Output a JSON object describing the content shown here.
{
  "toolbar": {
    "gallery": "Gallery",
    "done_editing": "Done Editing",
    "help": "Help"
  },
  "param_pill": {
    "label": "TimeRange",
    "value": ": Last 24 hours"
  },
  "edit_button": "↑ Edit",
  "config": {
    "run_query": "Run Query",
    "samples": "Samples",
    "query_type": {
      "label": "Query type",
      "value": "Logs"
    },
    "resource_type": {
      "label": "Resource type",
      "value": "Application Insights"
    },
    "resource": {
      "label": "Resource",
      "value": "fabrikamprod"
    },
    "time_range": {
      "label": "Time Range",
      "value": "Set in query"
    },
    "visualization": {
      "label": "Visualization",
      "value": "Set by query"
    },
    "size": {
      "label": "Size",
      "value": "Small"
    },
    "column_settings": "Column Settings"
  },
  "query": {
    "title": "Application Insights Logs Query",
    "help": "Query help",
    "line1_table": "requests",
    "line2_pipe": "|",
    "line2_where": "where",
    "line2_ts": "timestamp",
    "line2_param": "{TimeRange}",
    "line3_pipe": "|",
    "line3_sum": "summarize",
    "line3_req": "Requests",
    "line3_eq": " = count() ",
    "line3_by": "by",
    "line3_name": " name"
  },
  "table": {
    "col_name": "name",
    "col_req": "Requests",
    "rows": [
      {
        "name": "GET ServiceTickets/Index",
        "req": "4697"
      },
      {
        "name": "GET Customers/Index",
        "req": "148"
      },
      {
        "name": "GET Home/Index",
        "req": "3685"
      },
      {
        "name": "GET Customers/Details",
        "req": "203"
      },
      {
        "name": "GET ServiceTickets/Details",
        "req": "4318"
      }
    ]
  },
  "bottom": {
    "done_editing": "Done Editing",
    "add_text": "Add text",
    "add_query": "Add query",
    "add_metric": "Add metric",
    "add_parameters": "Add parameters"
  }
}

| Stated problem |
The records above are to be repeated exactly, in their entirety.

| Full response |
Output a JSON object describing the content shown here.
{
  "toolbar": {
    "gallery": "Gallery",
    "done_editing": "Done Editing",
    "help": "Help"
  },
  "param_pill": {
    "label": "TimeRange",
    "value": ": Last 24 hours"
  },
  "edit_button": "↑ Edit",
  "config": {
    "run_query": "Run Query",
    "samples": "Samples",
    "query_type": {
      "label": "Query type",
      "value": "Logs"
    },
    "resource_type": {
      "label": "Resource type",
      "value": "Application Insights"
    },
    "resource": {
      "label": "Resource",
      "value": "fabrikamprod"
    },
    "time_range": {
      "label": "Time Range",
      "value": "Set in query"
    },
    "visualization": {
      "label": "Visualization",
      "value": "Set by query"
    },
    "size": {
      "label": "Size",
      "value": "Small"
    },
    "column_settings": "Column Settings"
  },
  "query": {
    "title": "Application Insights Logs Query",
    "help": "Query help",
    "line1_table": "requests",
    "line2_pipe": "|",
    "line2_where": "where",
    "line2_ts": "timestamp",
    "line2_param": "{TimeRange}",
    "line3_pipe": "|",
    "line3_sum": "summarize",
    "line3_req": "Requests",
    "line3_eq": " = count() ",
    "line3_by": "by",
    "line3_name": " name"
  },
  "table": {
    "col_name": "name",
    "col_req": "Requests",
    "rows": [
      {
        "name": "GET ServiceTickets/Index",
        "req": "4697"
      },
      {
        "name": "GET Customers/Index",
        "req": "148"
      },
      {
        "name": "GET Home/Index",
        "req": "3685"
      },
      {
        "name": "GET Customers/Details",
        "req": "203"
      },
      {
        "name": "GET ServiceTickets/Details",
        "req": "4318"
      }
    ]
  },
  "bottom": {
    "done_editing": "Done Editing",
    "add_text": "Add text",
    "add_query": "Add query",
    "add_metric": "Add metric",
    "add_parameters": "Add parameters"
  }
}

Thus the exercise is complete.